• [WHAT IS EXPECTED]:
Determine how many lines carry the word "GBPUSD". Output that number only.

* Start DATASET RECORDS *

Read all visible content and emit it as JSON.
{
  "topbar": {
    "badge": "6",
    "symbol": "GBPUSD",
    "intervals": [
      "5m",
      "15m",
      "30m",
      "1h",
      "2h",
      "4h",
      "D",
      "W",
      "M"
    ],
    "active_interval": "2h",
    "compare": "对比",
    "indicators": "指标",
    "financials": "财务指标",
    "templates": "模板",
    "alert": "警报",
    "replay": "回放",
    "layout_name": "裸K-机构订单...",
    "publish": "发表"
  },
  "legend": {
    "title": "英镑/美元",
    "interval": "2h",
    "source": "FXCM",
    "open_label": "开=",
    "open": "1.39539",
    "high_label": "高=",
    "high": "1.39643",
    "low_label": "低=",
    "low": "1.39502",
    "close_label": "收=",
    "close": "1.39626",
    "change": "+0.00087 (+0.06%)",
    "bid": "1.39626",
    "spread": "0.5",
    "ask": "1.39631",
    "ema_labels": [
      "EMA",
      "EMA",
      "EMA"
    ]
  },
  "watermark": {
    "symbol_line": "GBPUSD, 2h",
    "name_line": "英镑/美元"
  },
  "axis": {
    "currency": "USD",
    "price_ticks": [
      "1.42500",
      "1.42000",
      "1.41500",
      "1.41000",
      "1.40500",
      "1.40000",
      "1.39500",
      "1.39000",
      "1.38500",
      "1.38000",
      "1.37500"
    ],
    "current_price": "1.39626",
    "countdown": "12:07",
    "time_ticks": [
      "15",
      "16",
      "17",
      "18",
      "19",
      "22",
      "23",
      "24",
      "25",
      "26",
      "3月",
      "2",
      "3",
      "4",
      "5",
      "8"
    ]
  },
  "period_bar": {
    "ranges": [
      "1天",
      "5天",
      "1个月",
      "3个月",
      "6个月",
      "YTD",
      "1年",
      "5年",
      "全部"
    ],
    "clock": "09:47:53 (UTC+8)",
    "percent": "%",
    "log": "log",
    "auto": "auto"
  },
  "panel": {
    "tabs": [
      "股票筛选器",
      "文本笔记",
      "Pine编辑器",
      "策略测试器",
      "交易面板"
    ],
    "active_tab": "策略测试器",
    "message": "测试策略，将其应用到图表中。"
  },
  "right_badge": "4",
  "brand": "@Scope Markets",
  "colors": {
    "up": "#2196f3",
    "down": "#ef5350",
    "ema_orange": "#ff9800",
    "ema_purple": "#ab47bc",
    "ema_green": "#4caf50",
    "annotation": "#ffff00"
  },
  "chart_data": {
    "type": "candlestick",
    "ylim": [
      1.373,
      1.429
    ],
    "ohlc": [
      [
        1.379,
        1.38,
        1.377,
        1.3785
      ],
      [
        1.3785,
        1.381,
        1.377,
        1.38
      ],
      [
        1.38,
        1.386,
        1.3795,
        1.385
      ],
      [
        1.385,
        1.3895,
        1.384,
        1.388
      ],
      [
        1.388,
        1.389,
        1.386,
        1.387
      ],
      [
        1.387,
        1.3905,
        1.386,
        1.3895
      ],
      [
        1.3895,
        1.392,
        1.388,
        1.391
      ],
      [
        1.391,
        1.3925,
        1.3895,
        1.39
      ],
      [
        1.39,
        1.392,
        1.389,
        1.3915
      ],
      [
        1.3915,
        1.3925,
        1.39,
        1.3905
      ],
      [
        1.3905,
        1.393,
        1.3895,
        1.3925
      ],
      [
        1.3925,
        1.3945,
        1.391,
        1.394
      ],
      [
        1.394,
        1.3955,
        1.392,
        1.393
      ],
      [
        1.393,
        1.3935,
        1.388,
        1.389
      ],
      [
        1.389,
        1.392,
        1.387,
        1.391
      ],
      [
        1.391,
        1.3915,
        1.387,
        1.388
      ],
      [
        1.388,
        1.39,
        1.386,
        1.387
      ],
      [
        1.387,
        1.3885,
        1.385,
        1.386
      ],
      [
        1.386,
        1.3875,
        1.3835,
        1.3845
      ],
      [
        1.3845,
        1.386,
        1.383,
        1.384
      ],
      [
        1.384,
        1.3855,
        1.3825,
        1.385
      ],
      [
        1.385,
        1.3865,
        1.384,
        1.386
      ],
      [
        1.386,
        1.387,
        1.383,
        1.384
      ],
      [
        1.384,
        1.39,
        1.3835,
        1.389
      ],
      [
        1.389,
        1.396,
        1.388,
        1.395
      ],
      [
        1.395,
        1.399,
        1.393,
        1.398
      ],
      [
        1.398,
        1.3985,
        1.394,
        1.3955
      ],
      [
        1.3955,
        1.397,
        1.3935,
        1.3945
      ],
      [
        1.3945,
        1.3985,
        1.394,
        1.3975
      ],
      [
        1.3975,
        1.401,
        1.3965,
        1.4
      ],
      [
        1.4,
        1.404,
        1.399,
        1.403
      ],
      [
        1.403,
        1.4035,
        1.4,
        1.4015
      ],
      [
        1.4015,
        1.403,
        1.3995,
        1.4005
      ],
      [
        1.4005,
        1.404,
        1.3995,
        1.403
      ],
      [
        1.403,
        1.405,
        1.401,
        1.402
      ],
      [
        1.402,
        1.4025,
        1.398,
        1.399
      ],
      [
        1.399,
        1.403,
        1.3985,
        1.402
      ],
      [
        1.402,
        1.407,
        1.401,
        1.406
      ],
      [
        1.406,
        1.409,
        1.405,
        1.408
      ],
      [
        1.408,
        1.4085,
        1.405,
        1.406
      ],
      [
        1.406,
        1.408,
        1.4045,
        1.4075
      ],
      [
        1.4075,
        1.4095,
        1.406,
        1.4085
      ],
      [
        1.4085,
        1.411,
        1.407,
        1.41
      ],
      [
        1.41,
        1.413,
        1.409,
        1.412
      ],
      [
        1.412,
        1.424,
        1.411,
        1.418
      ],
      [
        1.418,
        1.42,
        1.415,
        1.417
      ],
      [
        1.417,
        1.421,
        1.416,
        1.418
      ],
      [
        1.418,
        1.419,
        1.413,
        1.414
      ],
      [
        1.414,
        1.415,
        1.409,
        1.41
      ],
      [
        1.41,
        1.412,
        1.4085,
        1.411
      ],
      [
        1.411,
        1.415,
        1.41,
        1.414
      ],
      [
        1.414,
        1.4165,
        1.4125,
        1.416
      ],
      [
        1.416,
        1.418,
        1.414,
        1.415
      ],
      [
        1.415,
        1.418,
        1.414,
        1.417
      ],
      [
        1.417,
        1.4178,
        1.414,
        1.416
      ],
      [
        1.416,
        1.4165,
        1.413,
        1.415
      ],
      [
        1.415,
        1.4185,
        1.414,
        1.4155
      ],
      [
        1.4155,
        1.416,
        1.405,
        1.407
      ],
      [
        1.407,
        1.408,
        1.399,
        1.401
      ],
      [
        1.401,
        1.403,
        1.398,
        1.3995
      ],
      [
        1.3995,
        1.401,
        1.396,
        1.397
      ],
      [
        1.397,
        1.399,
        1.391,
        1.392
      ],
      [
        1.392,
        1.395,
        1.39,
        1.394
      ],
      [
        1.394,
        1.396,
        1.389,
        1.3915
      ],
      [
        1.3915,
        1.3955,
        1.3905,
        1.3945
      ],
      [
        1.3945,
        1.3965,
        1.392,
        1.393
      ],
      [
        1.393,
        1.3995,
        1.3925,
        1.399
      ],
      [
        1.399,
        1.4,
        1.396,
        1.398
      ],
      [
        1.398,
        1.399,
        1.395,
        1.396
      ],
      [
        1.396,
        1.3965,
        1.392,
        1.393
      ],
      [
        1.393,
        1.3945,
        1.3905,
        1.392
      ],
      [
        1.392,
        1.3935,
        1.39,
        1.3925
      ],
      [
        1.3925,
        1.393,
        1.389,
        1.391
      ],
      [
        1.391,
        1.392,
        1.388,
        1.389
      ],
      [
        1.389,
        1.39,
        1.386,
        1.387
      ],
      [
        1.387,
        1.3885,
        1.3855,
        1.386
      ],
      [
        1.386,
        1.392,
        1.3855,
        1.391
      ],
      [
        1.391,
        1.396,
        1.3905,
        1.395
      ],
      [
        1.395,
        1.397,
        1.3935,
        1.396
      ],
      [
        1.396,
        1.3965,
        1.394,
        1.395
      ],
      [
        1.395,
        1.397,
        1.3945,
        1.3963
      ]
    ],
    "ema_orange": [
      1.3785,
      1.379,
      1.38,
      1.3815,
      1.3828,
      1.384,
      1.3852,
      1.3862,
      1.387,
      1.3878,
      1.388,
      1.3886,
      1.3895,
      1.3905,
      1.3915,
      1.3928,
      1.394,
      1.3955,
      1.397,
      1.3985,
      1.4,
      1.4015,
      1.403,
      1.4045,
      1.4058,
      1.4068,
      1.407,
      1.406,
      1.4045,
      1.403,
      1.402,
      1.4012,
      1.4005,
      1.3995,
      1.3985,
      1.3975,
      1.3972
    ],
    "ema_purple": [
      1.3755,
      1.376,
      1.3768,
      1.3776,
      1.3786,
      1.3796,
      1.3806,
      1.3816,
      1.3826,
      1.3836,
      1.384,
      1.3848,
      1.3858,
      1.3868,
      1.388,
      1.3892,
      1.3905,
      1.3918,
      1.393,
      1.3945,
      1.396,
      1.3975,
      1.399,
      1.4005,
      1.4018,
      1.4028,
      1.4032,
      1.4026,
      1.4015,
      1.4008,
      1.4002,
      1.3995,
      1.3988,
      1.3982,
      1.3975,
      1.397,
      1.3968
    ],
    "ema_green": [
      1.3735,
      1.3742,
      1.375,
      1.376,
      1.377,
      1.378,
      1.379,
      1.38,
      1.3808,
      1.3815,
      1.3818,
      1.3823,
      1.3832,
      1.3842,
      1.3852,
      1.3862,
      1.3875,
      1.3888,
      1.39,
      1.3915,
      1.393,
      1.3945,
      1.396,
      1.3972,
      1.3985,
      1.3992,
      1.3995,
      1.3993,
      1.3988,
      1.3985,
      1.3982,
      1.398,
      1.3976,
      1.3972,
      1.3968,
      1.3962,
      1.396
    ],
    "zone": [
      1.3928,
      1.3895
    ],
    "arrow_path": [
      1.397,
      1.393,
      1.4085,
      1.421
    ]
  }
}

* End DATASET RECORDS *

• [COMPLETE RESPONSE]:
2